** Start Input for this task **

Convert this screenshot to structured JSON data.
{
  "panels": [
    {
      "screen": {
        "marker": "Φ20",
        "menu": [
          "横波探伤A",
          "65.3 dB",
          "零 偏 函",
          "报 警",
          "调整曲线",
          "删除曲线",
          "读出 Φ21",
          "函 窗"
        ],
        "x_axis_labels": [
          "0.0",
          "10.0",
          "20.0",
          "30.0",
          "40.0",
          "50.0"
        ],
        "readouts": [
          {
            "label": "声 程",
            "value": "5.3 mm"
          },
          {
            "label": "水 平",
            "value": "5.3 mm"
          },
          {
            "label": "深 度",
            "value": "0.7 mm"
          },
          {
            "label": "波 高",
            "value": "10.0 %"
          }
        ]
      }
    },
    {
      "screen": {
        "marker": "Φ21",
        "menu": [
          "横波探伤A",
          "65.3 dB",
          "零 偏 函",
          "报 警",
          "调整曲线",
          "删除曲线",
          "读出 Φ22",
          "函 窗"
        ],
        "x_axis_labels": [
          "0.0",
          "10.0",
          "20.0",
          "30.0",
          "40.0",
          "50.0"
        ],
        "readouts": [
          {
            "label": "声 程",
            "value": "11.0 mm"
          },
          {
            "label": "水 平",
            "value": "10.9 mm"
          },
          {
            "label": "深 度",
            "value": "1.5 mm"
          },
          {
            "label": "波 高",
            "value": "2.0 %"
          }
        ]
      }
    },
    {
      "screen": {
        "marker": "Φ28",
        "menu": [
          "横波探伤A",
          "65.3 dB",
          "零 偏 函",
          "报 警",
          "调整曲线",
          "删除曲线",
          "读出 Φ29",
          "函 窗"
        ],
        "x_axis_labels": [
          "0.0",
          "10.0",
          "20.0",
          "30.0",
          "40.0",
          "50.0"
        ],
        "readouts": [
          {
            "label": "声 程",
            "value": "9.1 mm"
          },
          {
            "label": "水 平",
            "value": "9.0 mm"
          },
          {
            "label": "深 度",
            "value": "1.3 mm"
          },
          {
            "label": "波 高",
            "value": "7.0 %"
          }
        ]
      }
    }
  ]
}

** End Input for this task **

### [Request]
Every record should be given again exactly.

### [Correct result]
Convert this screenshot to structured JSON data.
{
  "panels": [
    {
      "screen": {
        "marker": "Φ20",
        "menu": [
          "横波探伤A",
          "65.3 dB",
          "零 偏 函",
          "报 警",
          "调整曲线",
          "删除曲线",
          "读出 Φ21",
          "函 窗"
        ],
        "x_axis_labels": [
          "0.0",
          "10.0",
          "20.0",
          "30.0",
          "40.0",
          "50.0"
        ],
        "readouts": [
          {
            "label": "声 程",
            "value": "5.3 mm"
          },
          {
            "label": "水 平",
            "value": "5.3 mm"
          },
          {
            "label": "深 度",
            "value": "0.7 mm"
          },
          {
            "label": "波 高",
            "value": "10.0 %"
          }
        ]
      }
    },
    {
      "screen": {
        "marker": "Φ21",
        "menu": [
          "横波探伤A",
          "65.3 dB",
          "零 偏 函",
          "报 警",
          "调整曲线",
          "删除曲线",
          "读出 Φ22",
          "函 窗"
        ],
        "x_axis_labels": [
          "0.0",
          "10.0",
          "20.0",
          "30.0",
          "40.0",
          "50.0"
        ],
        "readouts": [
          {
            "label": "声 程",
            "value": "11.0 mm"
          },
          {
            "label": "水 平",
            "value": "10.9 mm"
          },
          {
            "label": "深 度",
            "value": "1.5 mm"
          },
          {
            "label": "波 高",
            "value": "2.0 %"
          }
        ]
      }
    },
    {
      "screen": {
        "marker": "Φ28",
        "menu": [
          "横波探伤A",
          "65.3 dB",
          "零 偏 函",
          "报 警",
          "调整曲线",
          "删除曲线",
          "读出 Φ29",
          "函 窗"
        ],
        "x_axis_labels": [
          "0.0",
          "10.0",
          "20.0",
          "30.0",
          "40.0",
          "50.0"
        ],
        "readouts": [
          {
            "label": "声 程",
            "value": "9.1 mm"
          },
          {
            "label": "水 平",
            "value": "9.0 mm"
          },
          {
            "label": "深 度",
            "value": "1.3 mm"
          },
          {
            "label": "波 高",
            "value": "7.0 %"
          }
        ]
      }
    }
  ]
}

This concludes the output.